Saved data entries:
• • • • • • •
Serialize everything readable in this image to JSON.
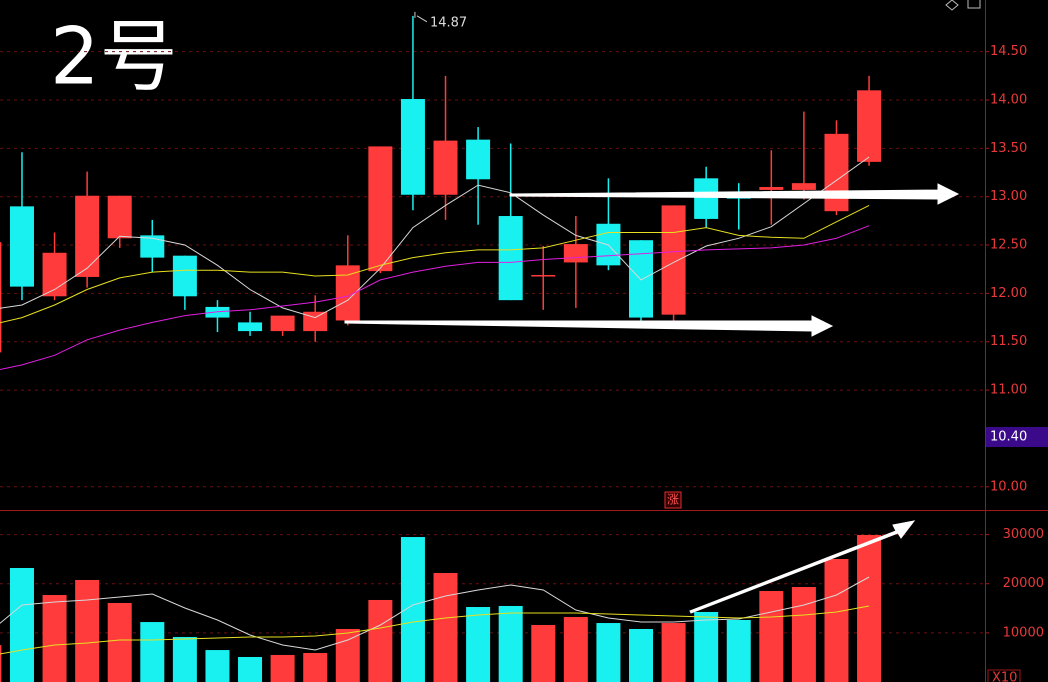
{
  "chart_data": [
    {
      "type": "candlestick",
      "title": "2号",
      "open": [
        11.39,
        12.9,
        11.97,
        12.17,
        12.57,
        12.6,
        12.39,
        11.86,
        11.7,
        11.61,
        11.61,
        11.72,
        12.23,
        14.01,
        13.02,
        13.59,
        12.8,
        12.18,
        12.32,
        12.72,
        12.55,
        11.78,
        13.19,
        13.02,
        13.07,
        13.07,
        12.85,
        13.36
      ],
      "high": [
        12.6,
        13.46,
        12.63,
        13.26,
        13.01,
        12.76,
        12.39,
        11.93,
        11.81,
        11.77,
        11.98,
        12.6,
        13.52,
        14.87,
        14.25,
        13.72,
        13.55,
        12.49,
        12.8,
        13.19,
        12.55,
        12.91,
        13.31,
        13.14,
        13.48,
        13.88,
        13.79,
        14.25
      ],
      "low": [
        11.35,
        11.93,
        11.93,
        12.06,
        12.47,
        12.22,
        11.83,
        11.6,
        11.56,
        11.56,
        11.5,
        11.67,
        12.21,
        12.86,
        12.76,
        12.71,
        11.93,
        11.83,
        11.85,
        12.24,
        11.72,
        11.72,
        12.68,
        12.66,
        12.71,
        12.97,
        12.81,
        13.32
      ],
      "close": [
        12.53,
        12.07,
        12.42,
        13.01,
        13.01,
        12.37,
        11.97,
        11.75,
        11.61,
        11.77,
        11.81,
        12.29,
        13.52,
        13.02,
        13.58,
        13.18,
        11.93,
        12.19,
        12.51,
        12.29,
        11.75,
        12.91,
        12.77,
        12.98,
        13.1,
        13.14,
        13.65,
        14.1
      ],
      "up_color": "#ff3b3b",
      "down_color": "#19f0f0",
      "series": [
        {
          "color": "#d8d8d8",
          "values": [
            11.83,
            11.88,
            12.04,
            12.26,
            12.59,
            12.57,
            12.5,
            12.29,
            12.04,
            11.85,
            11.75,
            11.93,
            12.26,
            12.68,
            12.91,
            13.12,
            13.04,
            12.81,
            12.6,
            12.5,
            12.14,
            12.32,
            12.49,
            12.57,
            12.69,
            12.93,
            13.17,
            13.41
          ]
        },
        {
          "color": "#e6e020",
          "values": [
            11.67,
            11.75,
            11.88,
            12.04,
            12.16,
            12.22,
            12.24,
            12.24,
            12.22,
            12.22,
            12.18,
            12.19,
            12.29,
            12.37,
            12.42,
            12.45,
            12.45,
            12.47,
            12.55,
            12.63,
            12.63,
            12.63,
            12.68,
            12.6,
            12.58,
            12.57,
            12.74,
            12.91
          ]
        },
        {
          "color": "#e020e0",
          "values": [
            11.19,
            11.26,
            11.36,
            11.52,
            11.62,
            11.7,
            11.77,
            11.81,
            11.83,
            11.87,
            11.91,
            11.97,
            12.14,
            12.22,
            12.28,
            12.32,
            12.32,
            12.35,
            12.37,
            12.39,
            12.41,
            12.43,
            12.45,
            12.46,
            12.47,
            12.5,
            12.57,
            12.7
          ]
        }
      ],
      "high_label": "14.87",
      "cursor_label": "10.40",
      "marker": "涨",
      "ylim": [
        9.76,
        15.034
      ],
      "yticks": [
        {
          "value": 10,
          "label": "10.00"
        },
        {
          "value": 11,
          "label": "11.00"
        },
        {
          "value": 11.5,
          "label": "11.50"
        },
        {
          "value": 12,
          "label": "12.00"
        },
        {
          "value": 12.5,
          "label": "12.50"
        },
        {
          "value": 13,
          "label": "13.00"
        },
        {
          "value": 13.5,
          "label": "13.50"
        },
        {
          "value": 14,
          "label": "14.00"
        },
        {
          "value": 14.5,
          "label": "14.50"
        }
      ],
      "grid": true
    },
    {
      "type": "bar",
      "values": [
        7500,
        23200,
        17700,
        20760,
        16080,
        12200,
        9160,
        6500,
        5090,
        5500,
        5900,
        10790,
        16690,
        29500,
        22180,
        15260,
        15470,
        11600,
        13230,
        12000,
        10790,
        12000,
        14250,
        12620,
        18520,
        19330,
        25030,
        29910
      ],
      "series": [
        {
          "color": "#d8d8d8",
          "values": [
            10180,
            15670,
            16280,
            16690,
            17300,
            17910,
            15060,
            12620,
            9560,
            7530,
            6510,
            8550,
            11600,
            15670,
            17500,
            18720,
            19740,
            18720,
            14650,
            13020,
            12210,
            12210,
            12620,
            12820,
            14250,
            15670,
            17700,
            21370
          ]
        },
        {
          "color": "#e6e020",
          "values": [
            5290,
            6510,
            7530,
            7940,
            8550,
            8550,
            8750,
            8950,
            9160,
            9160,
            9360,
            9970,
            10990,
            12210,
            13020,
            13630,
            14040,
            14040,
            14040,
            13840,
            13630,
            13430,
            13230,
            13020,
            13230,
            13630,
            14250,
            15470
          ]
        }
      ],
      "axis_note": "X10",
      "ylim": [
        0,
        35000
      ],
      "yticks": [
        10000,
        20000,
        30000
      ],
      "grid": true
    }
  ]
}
• • • • • • •
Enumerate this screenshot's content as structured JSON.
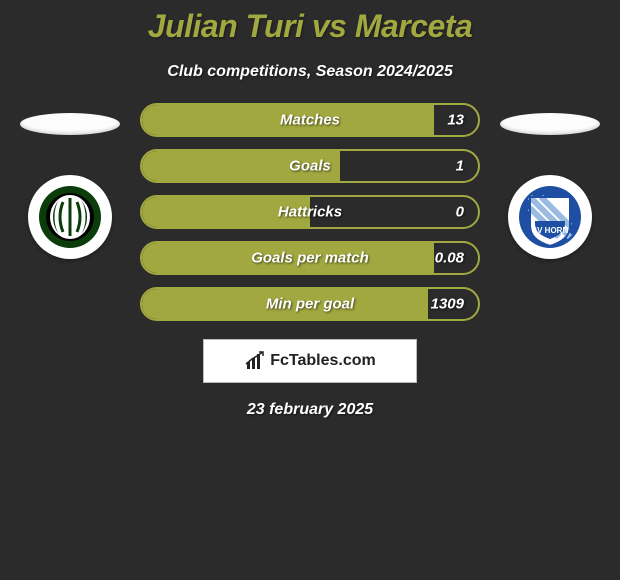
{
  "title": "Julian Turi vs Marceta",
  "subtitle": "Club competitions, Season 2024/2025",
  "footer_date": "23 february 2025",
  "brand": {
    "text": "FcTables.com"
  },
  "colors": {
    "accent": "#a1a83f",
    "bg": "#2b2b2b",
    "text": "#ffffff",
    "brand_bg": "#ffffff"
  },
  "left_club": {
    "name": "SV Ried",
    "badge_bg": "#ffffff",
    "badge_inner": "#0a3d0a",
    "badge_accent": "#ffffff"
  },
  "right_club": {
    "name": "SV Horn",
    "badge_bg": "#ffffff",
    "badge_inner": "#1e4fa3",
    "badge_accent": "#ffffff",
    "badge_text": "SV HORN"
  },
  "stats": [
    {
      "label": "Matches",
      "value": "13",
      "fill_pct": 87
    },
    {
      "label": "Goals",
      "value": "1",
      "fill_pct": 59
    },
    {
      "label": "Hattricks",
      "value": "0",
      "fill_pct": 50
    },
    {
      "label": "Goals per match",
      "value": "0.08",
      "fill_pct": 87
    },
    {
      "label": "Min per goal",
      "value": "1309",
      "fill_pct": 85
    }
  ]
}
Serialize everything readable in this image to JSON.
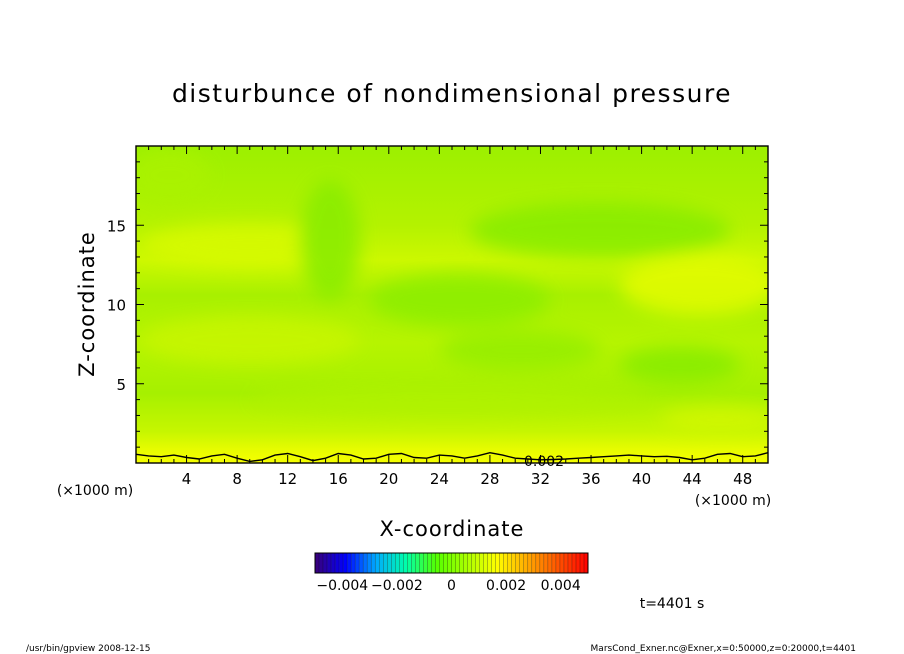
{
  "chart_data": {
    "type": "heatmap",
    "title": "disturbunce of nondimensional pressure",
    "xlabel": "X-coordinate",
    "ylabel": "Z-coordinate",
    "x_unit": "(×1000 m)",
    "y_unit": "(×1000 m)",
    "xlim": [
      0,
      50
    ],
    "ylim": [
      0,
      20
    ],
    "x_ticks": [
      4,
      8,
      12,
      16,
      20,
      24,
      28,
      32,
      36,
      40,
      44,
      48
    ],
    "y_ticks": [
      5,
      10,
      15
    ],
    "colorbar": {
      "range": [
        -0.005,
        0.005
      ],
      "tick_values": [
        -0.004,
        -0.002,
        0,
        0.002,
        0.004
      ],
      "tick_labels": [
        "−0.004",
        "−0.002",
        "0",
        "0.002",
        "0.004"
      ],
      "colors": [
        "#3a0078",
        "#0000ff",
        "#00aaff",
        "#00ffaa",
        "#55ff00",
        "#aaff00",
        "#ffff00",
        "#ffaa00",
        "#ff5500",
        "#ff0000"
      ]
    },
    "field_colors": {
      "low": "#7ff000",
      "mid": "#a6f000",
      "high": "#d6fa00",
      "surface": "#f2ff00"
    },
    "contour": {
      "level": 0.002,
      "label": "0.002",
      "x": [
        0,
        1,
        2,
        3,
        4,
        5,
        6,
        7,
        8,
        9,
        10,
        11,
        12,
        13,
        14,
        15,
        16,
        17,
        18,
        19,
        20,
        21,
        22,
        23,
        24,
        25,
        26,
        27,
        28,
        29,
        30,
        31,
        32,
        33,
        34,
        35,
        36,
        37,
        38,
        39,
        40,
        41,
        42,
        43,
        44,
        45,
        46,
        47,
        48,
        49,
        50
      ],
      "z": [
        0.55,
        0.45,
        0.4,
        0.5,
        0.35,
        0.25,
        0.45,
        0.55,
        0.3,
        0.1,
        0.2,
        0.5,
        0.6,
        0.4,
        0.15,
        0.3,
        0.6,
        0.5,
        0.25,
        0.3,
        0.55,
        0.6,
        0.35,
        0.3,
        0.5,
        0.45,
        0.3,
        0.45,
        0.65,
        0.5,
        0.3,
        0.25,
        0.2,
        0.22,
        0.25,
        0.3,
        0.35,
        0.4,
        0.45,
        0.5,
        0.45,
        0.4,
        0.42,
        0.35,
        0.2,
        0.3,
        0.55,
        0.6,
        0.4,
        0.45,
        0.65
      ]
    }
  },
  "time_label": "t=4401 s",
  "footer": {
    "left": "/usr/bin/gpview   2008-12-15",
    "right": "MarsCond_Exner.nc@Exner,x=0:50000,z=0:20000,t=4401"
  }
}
• • • • • • •
Do this:
Go through the records and copy each line with "coordinate" in it.

Exercise output:
    "xlabel": "X-coordinate",
    "ylabel": "Z-coordinate",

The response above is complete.